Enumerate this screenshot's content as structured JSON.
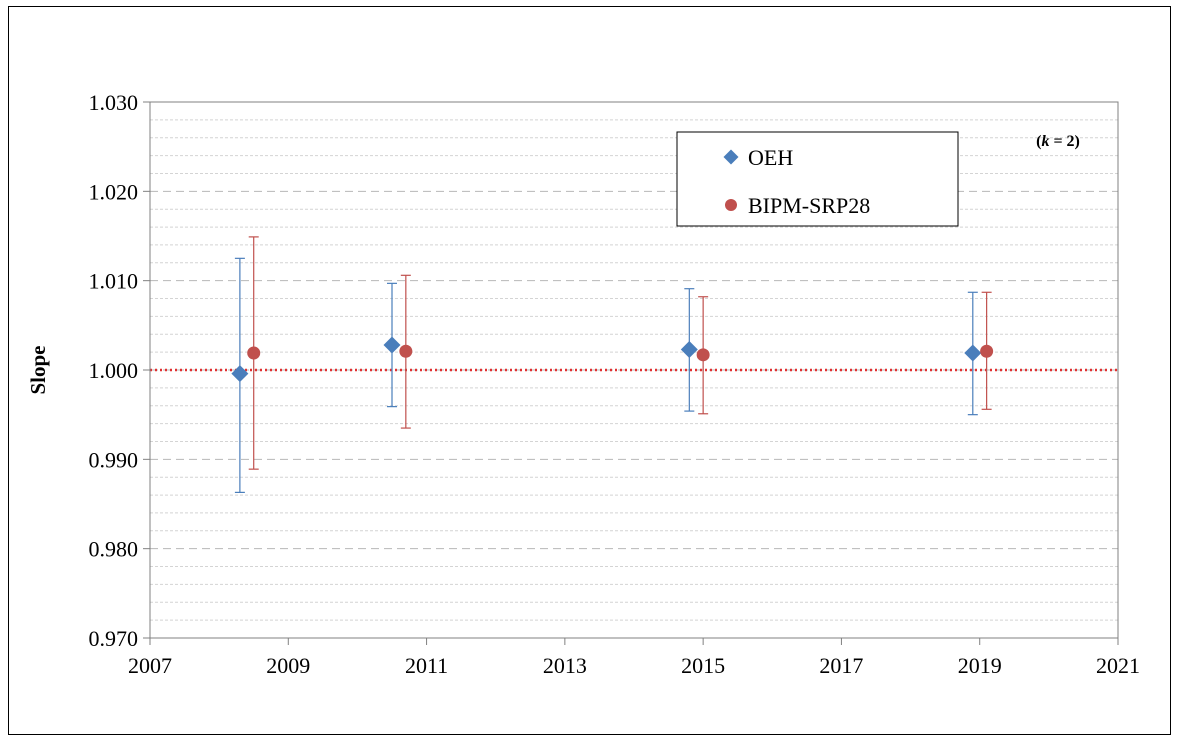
{
  "chart_data": {
    "type": "scatter",
    "title": "",
    "xlabel": "",
    "ylabel": "Slope",
    "xlim": [
      2007,
      2021
    ],
    "ylim": [
      0.97,
      1.03
    ],
    "xticks": [
      2007,
      2009,
      2011,
      2013,
      2015,
      2017,
      2019,
      2021
    ],
    "xtick_labels": [
      "2007",
      "2009",
      "2011",
      "2013",
      "2015",
      "2017",
      "2019",
      "2021"
    ],
    "yticks": [
      0.97,
      0.98,
      0.99,
      1.0,
      1.01,
      1.02,
      1.03
    ],
    "ytick_labels": [
      "0.970",
      "0.980",
      "0.990",
      "1.000",
      "1.010",
      "1.020",
      "1.030"
    ],
    "grid": true,
    "reference_line": {
      "y": 1.0,
      "style": "dotted",
      "color": "#e03030"
    },
    "annotation_k": {
      "prefix": "(",
      "var": "k",
      "suffix": " = 2)"
    },
    "legend": {
      "placement": "top-right"
    },
    "series": [
      {
        "name": "OEH",
        "marker": "diamond",
        "color": "#4a7ebb",
        "points": [
          {
            "x": 2008.3,
            "y": 0.9996,
            "lo": 0.9863,
            "hi": 1.0125
          },
          {
            "x": 2010.5,
            "y": 1.0028,
            "lo": 0.9959,
            "hi": 1.0097
          },
          {
            "x": 2014.8,
            "y": 1.0023,
            "lo": 0.9954,
            "hi": 1.0091
          },
          {
            "x": 2018.9,
            "y": 1.0019,
            "lo": 0.995,
            "hi": 1.0087
          }
        ]
      },
      {
        "name": "BIPM-SRP28",
        "marker": "circle",
        "color": "#c0504d",
        "points": [
          {
            "x": 2008.5,
            "y": 1.0019,
            "lo": 0.9889,
            "hi": 1.0149
          },
          {
            "x": 2010.7,
            "y": 1.0021,
            "lo": 0.9935,
            "hi": 1.0106
          },
          {
            "x": 2015.0,
            "y": 1.0017,
            "lo": 0.9951,
            "hi": 1.0082
          },
          {
            "x": 2019.1,
            "y": 1.0021,
            "lo": 0.9956,
            "hi": 1.0087
          }
        ]
      }
    ]
  }
}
* * * * * * *
**Exercise directions**
Tally the lines that hold the string "color" and state the total, nothing more.

**Correct output**
3